**Given instruction**. Output, with no changes, the span of lines that opens with the line containing "Extract all readable text from this page." and closes with the last line.

**Extracted entries**.
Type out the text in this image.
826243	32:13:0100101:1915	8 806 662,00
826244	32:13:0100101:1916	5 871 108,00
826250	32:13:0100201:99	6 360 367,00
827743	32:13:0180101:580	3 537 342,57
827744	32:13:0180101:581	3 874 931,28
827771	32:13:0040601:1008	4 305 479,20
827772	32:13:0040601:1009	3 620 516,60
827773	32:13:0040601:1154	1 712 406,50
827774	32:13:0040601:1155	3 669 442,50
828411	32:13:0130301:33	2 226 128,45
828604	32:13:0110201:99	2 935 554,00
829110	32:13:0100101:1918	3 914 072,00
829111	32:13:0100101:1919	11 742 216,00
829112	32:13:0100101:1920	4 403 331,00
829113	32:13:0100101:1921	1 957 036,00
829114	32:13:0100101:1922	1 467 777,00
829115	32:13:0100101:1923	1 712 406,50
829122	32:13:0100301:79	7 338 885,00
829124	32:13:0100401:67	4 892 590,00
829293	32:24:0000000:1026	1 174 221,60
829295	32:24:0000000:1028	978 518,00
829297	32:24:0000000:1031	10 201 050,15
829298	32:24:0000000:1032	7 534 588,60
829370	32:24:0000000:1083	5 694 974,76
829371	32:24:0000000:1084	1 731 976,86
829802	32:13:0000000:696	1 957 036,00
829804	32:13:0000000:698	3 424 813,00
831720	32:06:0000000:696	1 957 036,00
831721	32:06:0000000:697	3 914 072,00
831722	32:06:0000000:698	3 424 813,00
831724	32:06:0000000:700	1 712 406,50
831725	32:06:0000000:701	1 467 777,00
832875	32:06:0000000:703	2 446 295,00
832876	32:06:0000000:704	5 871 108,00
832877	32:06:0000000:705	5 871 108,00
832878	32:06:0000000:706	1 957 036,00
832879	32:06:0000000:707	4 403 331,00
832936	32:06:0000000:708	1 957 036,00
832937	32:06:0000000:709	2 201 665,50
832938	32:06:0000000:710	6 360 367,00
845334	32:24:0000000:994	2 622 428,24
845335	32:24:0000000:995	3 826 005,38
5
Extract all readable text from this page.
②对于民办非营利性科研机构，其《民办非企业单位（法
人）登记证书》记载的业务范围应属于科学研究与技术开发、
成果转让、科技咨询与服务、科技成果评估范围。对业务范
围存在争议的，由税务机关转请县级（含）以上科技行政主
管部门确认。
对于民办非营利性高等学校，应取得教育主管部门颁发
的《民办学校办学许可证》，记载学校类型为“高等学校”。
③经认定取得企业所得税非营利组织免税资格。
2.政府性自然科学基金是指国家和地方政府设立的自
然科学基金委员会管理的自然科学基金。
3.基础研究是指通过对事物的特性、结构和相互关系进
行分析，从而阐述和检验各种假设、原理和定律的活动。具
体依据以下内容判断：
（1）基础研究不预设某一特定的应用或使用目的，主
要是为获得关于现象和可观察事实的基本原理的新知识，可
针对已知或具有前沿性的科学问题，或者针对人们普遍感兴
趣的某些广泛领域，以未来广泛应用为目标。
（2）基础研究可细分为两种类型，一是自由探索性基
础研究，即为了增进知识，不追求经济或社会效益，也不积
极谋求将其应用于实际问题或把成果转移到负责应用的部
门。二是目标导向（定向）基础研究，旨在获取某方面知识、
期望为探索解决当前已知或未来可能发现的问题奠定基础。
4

**Final answer**.
Extract all readable text from this page.
②对于民办非营利性科研机构，其《民办非企业单位（法
人）登记证书》记载的业务范围应属于科学研究与技术开发、
成果转让、科技咨询与服务、科技成果评估范围。对业务范
围存在争议的，由税务机关转请县级（含）以上科技行政主
管部门确认。
对于民办非营利性高等学校，应取得教育主管部门颁发
的《民办学校办学许可证》，记载学校类型为“高等学校”。
③经认定取得企业所得税非营利组织免税资格。
2.政府性自然科学基金是指国家和地方政府设立的自
然科学基金委员会管理的自然科学基金。
3.基础研究是指通过对事物的特性、结构和相互关系进
行分析，从而阐述和检验各种假设、原理和定律的活动。具
体依据以下内容判断：
（1）基础研究不预设某一特定的应用或使用目的，主
要是为获得关于现象和可观察事实的基本原理的新知识，可
针对已知或具有前沿性的科学问题，或者针对人们普遍感兴
趣的某些广泛领域，以未来广泛应用为目标。
（2）基础研究可细分为两种类型，一是自由探索性基
础研究，即为了增进知识，不追求经济或社会效益，也不积
极谋求将其应用于实际问题或把成果转移到负责应用的部
门。二是目标导向（定向）基础研究，旨在获取某方面知识、
期望为探索解决当前已知或未来可能发现的问题奠定基础。
4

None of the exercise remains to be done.